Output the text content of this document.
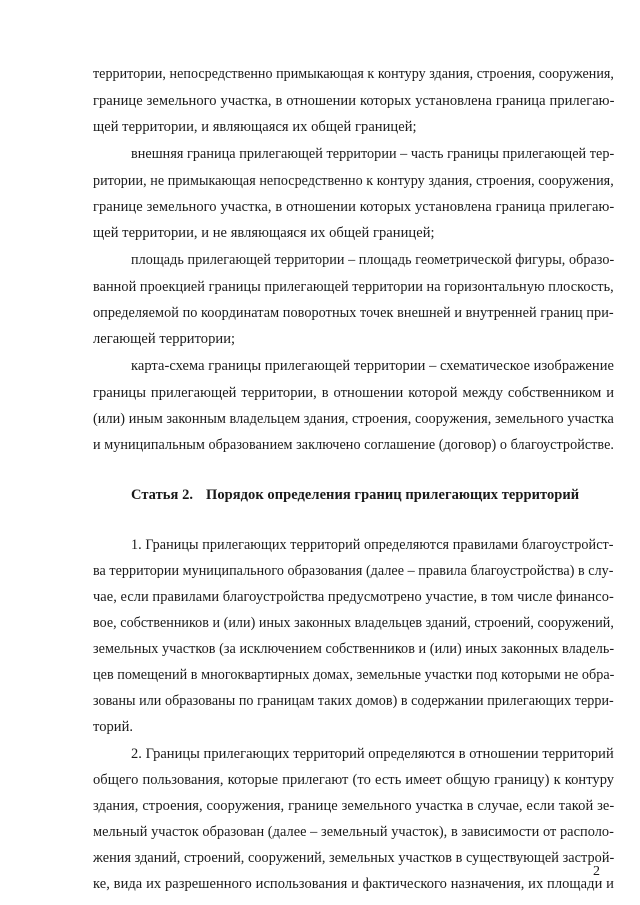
территории, непосредственно примыкающая к контуру здания, строения, сооружения,
границе земельного участка, в отношении которых установлена граница прилегаю-
щей территории, и являющаяся их общей границей;
внешняя граница прилегающей территории – часть границы прилегающей тер-
ритории, не примыкающая непосредственно к контуру здания, строения, сооружения,
границе земельного участка, в отношении которых установлена граница прилегаю-
щей территории, и не являющаяся их общей границей;
площадь прилегающей территории – площадь геометрической фигуры, образо-
ванной проекцией границы прилегающей территории на горизонтальную плоскость,
определяемой по координатам поворотных точек внешней и внутренней границ при-
легающей территории;
карта-схема границы прилегающей территории – схематическое изображение
границы прилегающей территории, в отношении которой между собственником и
(или) иным законным владельцем здания, строения, сооружения, земельного участка
и муниципальным образованием заключено соглашение (договор) о благоустройстве.
Статья 2. Порядок определения границ прилегающих территорий
1. Границы прилегающих территорий определяются правилами благоустройст-
ва территории муниципального образования (далее – правила благоустройства) в слу-
чае, если правилами благоустройства предусмотрено участие, в том числе финансо-
вое, собственников и (или) иных законных владельцев зданий, строений, сооружений,
земельных участков (за исключением собственников и (или) иных законных владель-
цев помещений в многоквартирных домах, земельные участки под которыми не обра-
зованы или образованы по границам таких домов) в содержании прилегающих терри-
торий.
2. Границы прилегающих территорий определяются в отношении территорий
общего пользования, которые прилегают (то есть имеет общую границу) к контуру
здания, строения, сооружения, границе земельного участка в случае, если такой зе-
мельный участок образован (далее – земельный участок), в зависимости от располо-
жения зданий, строений, сооружений, земельных участков в существующей застрой-
ке, вида их разрешенного использования и фактического назначения, их площади и
2
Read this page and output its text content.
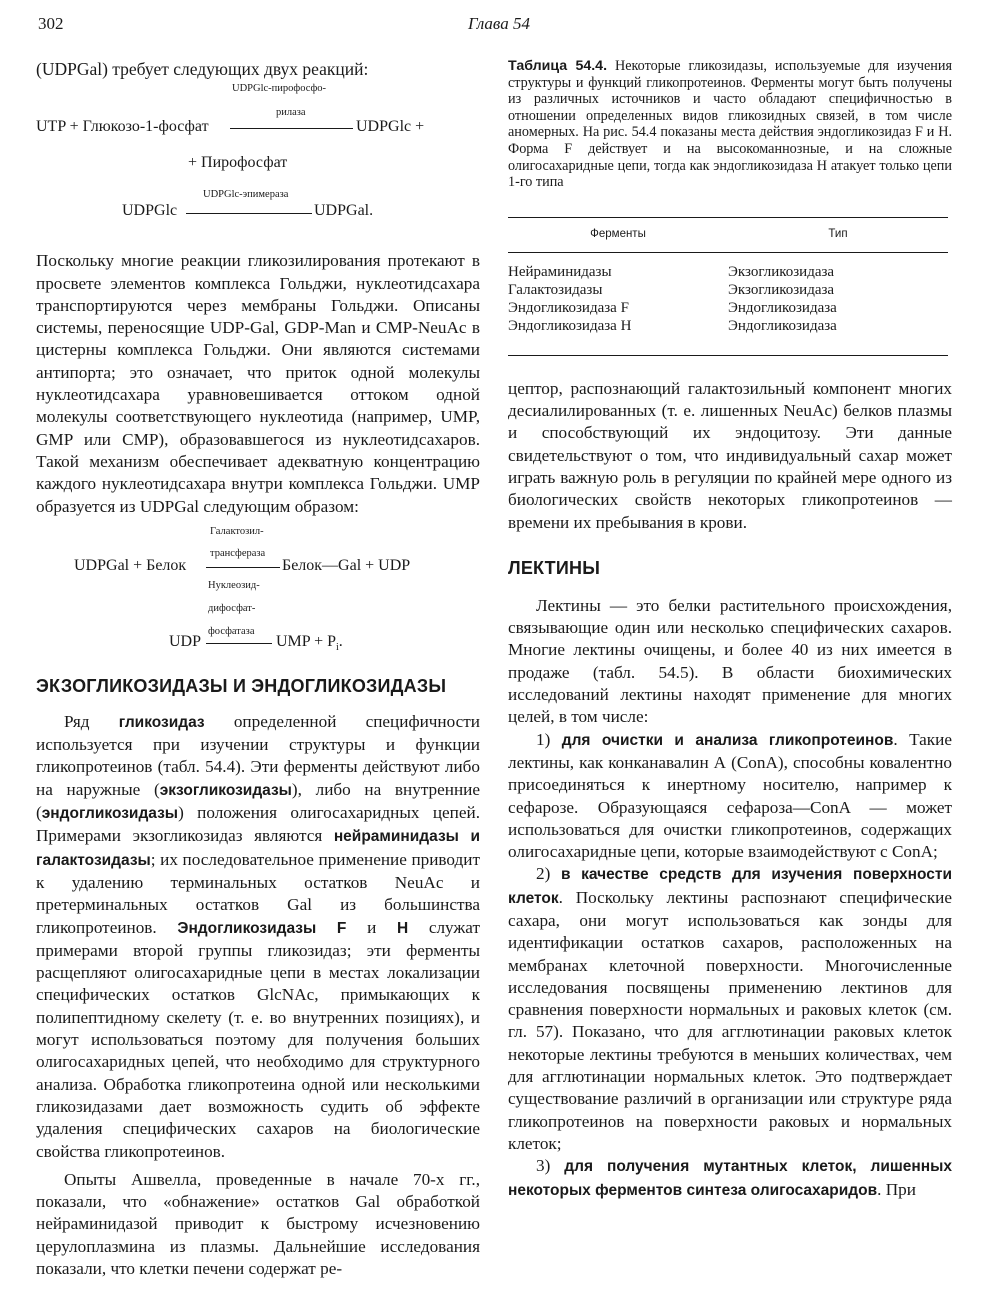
302	Глава 54

(UDPGal) требует следующих двух реакций:

UDPGlc-пирофосфо-
рилаза
UTP + Глюкозо-1-фосфат	UDPGlc +
+ Пирофосфат
UDPGlc-эпимераза
UDPGlc	UDPGal.

Поскольку многие реакции гликозилирования протекают в просвете элементов комплекса Гольджи, нуклеотидсахара транспортируются через мембраны Гольджи. Описаны системы, переносящие UDP-Gal, GDP-Man и CMP-NeuAc в цистерны комплекса Гольджи. Они являются системами антипорта; это означает, что приток одной молекулы нуклеотидсахара уравновешивается оттоком одной молекулы соответствующего нуклеотида (например, UMP, GMP или CMP), образовавшегося из нуклеотидсахаров. Такой механизм обеспечивает адекватную концентрацию каждого нуклеотидсахара внутри комплекса Гольджи. UMP образуется из UDPGal следующим образом:

Галактозил-
трансфераза
UDPGal + Белок	Белок—Gal + UDP
Нуклеозид-
дифосфат-
фосфатаза
UDP	UMP + $P_i$.
ЭКЗОГЛИКОЗИДАЗЫ И ЭНДОГЛИКОЗИДАЗЫ

Ряд гликозидаз определенной специфичности используется при изучении структуры и функции гликопротеинов (табл. 54.4). Эти ферменты действуют либо на наружные (экзогликозидазы), либо на внутренние (эндогликозидазы) положения олигосахаридных цепей. Примерами экзогликозидаз являются нейраминидазы и галактозидазы; их последовательное применение приводит к удалению терминальных остатков NeuAc и претерминальных остатков Gal из большинства гликопротеинов. Эндогликозидазы F и H служат примерами второй группы гликозидаз; эти ферменты расщепляют олигосахаридные цепи в местах локализации специфических остатков GlcNAc, примыкающих к полипептидному скелету (т. е. во внутренних позициях), и могут использоваться поэтому для получения больших олигосахаридных цепей, что необходимо для структурного анализа. Обработка гликопротеина одной или несколькими гликозидазами дает возможность судить об эффекте удаления специфических сахаров на биологические свойства гликопротеинов.

Опыты Ашвелла, проведенные в начале 70-х гг., показали, что «обнажение» остатков Gal обработкой нейраминидазой приводит к быстрому исчезновению церулоплазмина из плазмы. Дальнейшие исследования показали, что клетки печени содержат ре-

Таблица 54.4. Некоторые гликозидазы, используемые для изучения структуры и функций гликопротеинов. Ферменты могут быть получены из различных источников и часто обладают специфичностью в отношении определенных видов гликозидных связей, в том числе аномерных. На рис. 54.4 показаны места действия эндогликозидаз F и Н. Форма F действует и на высокоманнозные, и на сложные олигосахаридные цепи, тогда как эндогликозидаза Н атакует только цепи 1-го типа

Ферменты	Тип
Нейраминидазы	Экзогликозидаза
Галактозидазы	Экзогликозидаза
Эндогликозидаза F	Эндогликозидаза
Эндогликозидаза Н	Эндогликозидаза

цептор, распознающий галактозильный компонент многих десиалилированных (т. е. лишенных NeuAc) белков плазмы и способствующий их эндоцитозу. Эти данные свидетельствуют о том, что индивидуальный сахар может играть важную роль в регуляции по крайней мере одного из биологических свойств некоторых гликопротеинов — времени их пребывания в крови.

ЛЕКТИНЫ

Лектины — это белки растительного происхождения, связывающие один или несколько специфических сахаров. Многие лектины очищены, и более 40 из них имеется в продаже (табл. 54.5). В области биохимических исследований лектины находят применение для многих целей, в том числе:

1) для очистки и анализа гликопротеинов. Такие лектины, как конканавалин А (ConA), способны ковалентно присоединяться к инертному носителю, например к сефарозе. Образующаяся сефароза—ConA — может использоваться для очистки гликопротеинов, содержащих олигосахаридные цепи, которые взаимодействуют с ConA;

2) в качестве средств для изучения поверхности клеток. Поскольку лектины распознают специфические сахара, они могут использоваться как зонды для идентификации остатков сахаров, расположенных на мембранах клеточной поверхности. Многочисленные исследования посвящены применению лектинов для сравнения поверхности нормальных и раковых клеток (см. гл. 57). Показано, что для агглютинации раковых клеток некоторые лектины требуются в меньших количествах, чем для агглютинации нормальных клеток. Это подтверждает существование различий в организации или структуре ряда гликопротеинов на поверхности раковых и нормальных клеток;

3) для получения мутантных клеток, лишенных некоторых ферментов синтеза олигосахаридов. При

▶ [EXERCISE PROMPT]:
Retype the listing exactly. Pictures do not belong in the copy.

▶ [ANSWER]:
Output the text content of this document.
территории, непосредственно примыкающая к контуру здания, строения, сооружения,
границе земельного участка, в отношении которых установлена граница прилегаю-
щей территории, и являющаяся их общей границей;
внешняя граница прилегающей территории – часть границы прилегающей тер-
ритории, не примыкающая непосредственно к контуру здания, строения, сооружения,
границе земельного участка, в отношении которых установлена граница прилегаю-
щей территории, и не являющаяся их общей границей;
площадь прилегающей территории – площадь геометрической фигуры, образо-
ванной проекцией границы прилегающей территории на горизонтальную плоскость,
определяемой по координатам поворотных точек внешней и внутренней границ при-
легающей территории;
карта-схема границы прилегающей территории – схематическое изображение
границы прилегающей территории, в отношении которой между собственником и
(или) иным законным владельцем здания, строения, сооружения, земельного участка
и муниципальным образованием заключено соглашение (договор) о благоустройстве.
Статья 2. Порядок определения границ прилегающих территорий
1. Границы прилегающих территорий определяются правилами благоустройст-
ва территории муниципального образования (далее – правила благоустройства) в слу-
чае, если правилами благоустройства предусмотрено участие, в том числе финансо-
вое, собственников и (или) иных законных владельцев зданий, строений, сооружений,
земельных участков (за исключением собственников и (или) иных законных владель-
цев помещений в многоквартирных домах, земельные участки под которыми не обра-
зованы или образованы по границам таких домов) в содержании прилегающих терри-
торий.
2. Границы прилегающих территорий определяются в отношении территорий
общего пользования, которые прилегают (то есть имеет общую границу) к контуру
здания, строения, сооружения, границе земельного участка в случае, если такой зе-
мельный участок образован (далее – земельный участок), в зависимости от располо-
жения зданий, строений, сооружений, земельных участков в существующей застрой-
ке, вида их разрешенного использования и фактического назначения, их площади и
2
Read this page and output its text content.
302	Глава 54

(UDPGal) требует следующих двух реакций:

UDPGlc-пирофосфо-
рилаза
UTP + Глюкозо-1-фосфат	UDPGlc +
+ Пирофосфат
UDPGlc-эпимераза
UDPGlc	UDPGal.

Поскольку многие реакции гликозилирования протекают в просвете элементов комплекса Гольджи, нуклеотидсахара транспортируются через мембраны Гольджи. Описаны системы, переносящие UDP-Gal, GDP-Man и CMP-NeuAc в цистерны комплекса Гольджи. Они являются системами антипорта; это означает, что приток одной молекулы нуклеотидсахара уравновешивается оттоком одной молекулы соответствующего нуклеотида (например, UMP, GMP или CMP), образовавшегося из нуклеотидсахаров. Такой механизм обеспечивает адекватную концентрацию каждого нуклеотидсахара внутри комплекса Гольджи. UMP образуется из UDPGal следующим образом:

Галактозил-
трансфераза
UDPGal + Белок	Белок—Gal + UDP
Нуклеозид-
дифосфат-
фосфатаза
UDP	UMP + $P_i$.
ЭКЗОГЛИКОЗИДАЗЫ И ЭНДОГЛИКОЗИДАЗЫ

Ряд гликозидаз определенной специфичности используется при изучении структуры и функции гликопротеинов (табл. 54.4). Эти ферменты действуют либо на наружные (экзогликозидазы), либо на внутренние (эндогликозидазы) положения олигосахаридных цепей. Примерами экзогликозидаз являются нейраминидазы и галактозидазы; их последовательное применение приводит к удалению терминальных остатков NeuAc и претерминальных остатков Gal из большинства гликопротеинов. Эндогликозидазы F и H служат примерами второй группы гликозидаз; эти ферменты расщепляют олигосахаридные цепи в местах локализации специфических остатков GlcNAc, примыкающих к полипептидному скелету (т. е. во внутренних позициях), и могут использоваться поэтому для получения больших олигосахаридных цепей, что необходимо для структурного анализа. Обработка гликопротеина одной или несколькими гликозидазами дает возможность судить об эффекте удаления специфических сахаров на биологические свойства гликопротеинов.

Опыты Ашвелла, проведенные в начале 70-х гг., показали, что «обнажение» остатков Gal обработкой нейраминидазой приводит к быстрому исчезновению церулоплазмина из плазмы. Дальнейшие исследования показали, что клетки печени содержат ре-

Таблица 54.4. Некоторые гликозидазы, используемые для изучения структуры и функций гликопротеинов. Ферменты могут быть получены из различных источников и часто обладают специфичностью в отношении определенных видов гликозидных связей, в том числе аномерных. На рис. 54.4 показаны места действия эндогликозидаз F и Н. Форма F действует и на высокоманнозные, и на сложные олигосахаридные цепи, тогда как эндогликозидаза Н атакует только цепи 1-го типа

Ферменты	Тип
Нейраминидазы	Экзогликозидаза
Галактозидазы	Экзогликозидаза
Эндогликозидаза F	Эндогликозидаза
Эндогликозидаза Н	Эндогликозидаза

цептор, распознающий галактозильный компонент многих десиалилированных (т. е. лишенных NeuAc) белков плазмы и способствующий их эндоцитозу. Эти данные свидетельствуют о том, что индивидуальный сахар может играть важную роль в регуляции по крайней мере одного из биологических свойств некоторых гликопротеинов — времени их пребывания в крови.

ЛЕКТИНЫ

Лектины — это белки растительного происхождения, связывающие один или несколько специфических сахаров. Многие лектины очищены, и более 40 из них имеется в продаже (табл. 54.5). В области биохимических исследований лектины находят применение для многих целей, в том числе:

1) для очистки и анализа гликопротеинов. Такие лектины, как конканавалин А (ConA), способны ковалентно присоединяться к инертному носителю, например к сефарозе. Образующаяся сефароза—ConA — может использоваться для очистки гликопротеинов, содержащих олигосахаридные цепи, которые взаимодействуют с ConA;

2) в качестве средств для изучения поверхности клеток. Поскольку лектины распознают специфические сахара, они могут использоваться как зонды для идентификации остатков сахаров, расположенных на мембранах клеточной поверхности. Многочисленные исследования посвящены применению лектинов для сравнения поверхности нормальных и раковых клеток (см. гл. 57). Показано, что для агглютинации раковых клеток некоторые лектины требуются в меньших количествах, чем для агглютинации нормальных клеток. Это подтверждает существование различий в организации или структуре ряда гликопротеинов на поверхности раковых и нормальных клеток;

3) для получения мутантных клеток, лишенных некоторых ферментов синтеза олигосахаридов. При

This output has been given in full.